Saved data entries
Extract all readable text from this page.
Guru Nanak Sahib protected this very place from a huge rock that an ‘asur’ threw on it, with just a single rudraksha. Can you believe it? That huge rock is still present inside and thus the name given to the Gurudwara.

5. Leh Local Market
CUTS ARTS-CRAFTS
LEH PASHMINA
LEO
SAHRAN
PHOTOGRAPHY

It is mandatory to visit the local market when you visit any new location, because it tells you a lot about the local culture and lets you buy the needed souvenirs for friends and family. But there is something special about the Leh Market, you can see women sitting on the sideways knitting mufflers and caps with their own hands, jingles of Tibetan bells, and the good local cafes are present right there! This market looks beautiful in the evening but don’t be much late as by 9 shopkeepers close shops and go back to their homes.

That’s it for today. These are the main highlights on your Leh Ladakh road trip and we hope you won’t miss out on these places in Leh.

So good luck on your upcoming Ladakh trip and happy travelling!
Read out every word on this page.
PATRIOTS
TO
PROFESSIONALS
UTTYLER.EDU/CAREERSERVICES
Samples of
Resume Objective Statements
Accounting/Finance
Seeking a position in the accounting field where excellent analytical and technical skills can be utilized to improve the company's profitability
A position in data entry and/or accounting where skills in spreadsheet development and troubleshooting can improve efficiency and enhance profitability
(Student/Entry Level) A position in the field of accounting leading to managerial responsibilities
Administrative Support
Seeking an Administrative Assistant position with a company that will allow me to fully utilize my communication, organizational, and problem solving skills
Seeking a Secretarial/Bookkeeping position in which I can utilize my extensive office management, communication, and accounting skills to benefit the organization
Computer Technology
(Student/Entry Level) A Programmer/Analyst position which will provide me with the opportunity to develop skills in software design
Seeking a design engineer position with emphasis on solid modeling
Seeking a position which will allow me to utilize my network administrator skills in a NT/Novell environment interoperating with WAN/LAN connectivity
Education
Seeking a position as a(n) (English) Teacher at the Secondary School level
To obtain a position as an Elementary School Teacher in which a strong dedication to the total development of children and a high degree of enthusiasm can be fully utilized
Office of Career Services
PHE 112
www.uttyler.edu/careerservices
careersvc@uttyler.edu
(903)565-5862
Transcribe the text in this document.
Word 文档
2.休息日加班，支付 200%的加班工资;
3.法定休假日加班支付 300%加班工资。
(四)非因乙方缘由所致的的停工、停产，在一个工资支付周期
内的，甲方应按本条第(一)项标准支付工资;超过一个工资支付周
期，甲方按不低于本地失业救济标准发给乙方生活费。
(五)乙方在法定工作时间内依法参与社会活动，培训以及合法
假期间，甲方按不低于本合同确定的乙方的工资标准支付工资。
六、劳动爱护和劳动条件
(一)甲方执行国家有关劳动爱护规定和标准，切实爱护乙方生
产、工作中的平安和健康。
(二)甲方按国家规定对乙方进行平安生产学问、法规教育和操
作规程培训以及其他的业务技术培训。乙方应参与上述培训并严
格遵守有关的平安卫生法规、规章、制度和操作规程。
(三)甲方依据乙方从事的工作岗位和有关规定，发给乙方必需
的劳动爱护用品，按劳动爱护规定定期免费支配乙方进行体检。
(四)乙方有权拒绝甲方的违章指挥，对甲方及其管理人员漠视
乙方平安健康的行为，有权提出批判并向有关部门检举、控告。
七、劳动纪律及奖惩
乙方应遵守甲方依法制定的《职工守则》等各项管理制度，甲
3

▸ **WHAT THE EXERCISE ASKS**:
Your task is to retype all the records above with nothing left out.

▸ **EXERCISE ANSWER**:
Extract all readable text from this page.
Guru Nanak Sahib protected this very place from a huge rock that an ‘asur’ threw on it, with just a single rudraksha. Can you believe it? That huge rock is still present inside and thus the name given to the Gurudwara.

5. Leh Local Market
CUTS ARTS-CRAFTS
LEH PASHMINA
LEO
SAHRAN
PHOTOGRAPHY

It is mandatory to visit the local market when you visit any new location, because it tells you a lot about the local culture and lets you buy the needed souvenirs for friends and family. But there is something special about the Leh Market, you can see women sitting on the sideways knitting mufflers and caps with their own hands, jingles of Tibetan bells, and the good local cafes are present right there! This market looks beautiful in the evening but don’t be much late as by 9 shopkeepers close shops and go back to their homes.

That’s it for today. These are the main highlights on your Leh Ladakh road trip and we hope you won’t miss out on these places in Leh.

So good luck on your upcoming Ladakh trip and happy travelling!
Read out every word on this page.
PATRIOTS
TO
PROFESSIONALS
UTTYLER.EDU/CAREERSERVICES
Samples of
Resume Objective Statements
Accounting/Finance
Seeking a position in the accounting field where excellent analytical and technical skills can be utilized to improve the company's profitability
A position in data entry and/or accounting where skills in spreadsheet development and troubleshooting can improve efficiency and enhance profitability
(Student/Entry Level) A position in the field of accounting leading to managerial responsibilities
Administrative Support
Seeking an Administrative Assistant position with a company that will allow me to fully utilize my communication, organizational, and problem solving skills
Seeking a Secretarial/Bookkeeping position in which I can utilize my extensive office management, communication, and accounting skills to benefit the organization
Computer Technology
(Student/Entry Level) A Programmer/Analyst position which will provide me with the opportunity to develop skills in software design
Seeking a design engineer position with emphasis on solid modeling
Seeking a position which will allow me to utilize my network administrator skills in a NT/Novell environment interoperating with WAN/LAN connectivity
Education
Seeking a position as a(n) (English) Teacher at the Secondary School level
To obtain a position as an Elementary School Teacher in which a strong dedication to the total development of children and a high degree of enthusiasm can be fully utilized
Office of Career Services
PHE 112
www.uttyler.edu/careerservices
careersvc@uttyler.edu
(903)565-5862
Transcribe the text in this document.
Word 文档
2.休息日加班，支付 200%的加班工资;
3.法定休假日加班支付 300%加班工资。
(四)非因乙方缘由所致的的停工、停产，在一个工资支付周期
内的，甲方应按本条第(一)项标准支付工资;超过一个工资支付周
期，甲方按不低于本地失业救济标准发给乙方生活费。
(五)乙方在法定工作时间内依法参与社会活动，培训以及合法
假期间，甲方按不低于本合同确定的乙方的工资标准支付工资。
六、劳动爱护和劳动条件
(一)甲方执行国家有关劳动爱护规定和标准，切实爱护乙方生
产、工作中的平安和健康。
(二)甲方按国家规定对乙方进行平安生产学问、法规教育和操
作规程培训以及其他的业务技术培训。乙方应参与上述培训并严
格遵守有关的平安卫生法规、规章、制度和操作规程。
(三)甲方依据乙方从事的工作岗位和有关规定，发给乙方必需
的劳动爱护用品，按劳动爱护规定定期免费支配乙方进行体检。
(四)乙方有权拒绝甲方的违章指挥，对甲方及其管理人员漠视
乙方平安健康的行为，有权提出批判并向有关部门检举、控告。
七、劳动纪律及奖惩
乙方应遵守甲方依法制定的《职工守则》等各项管理制度，甲
3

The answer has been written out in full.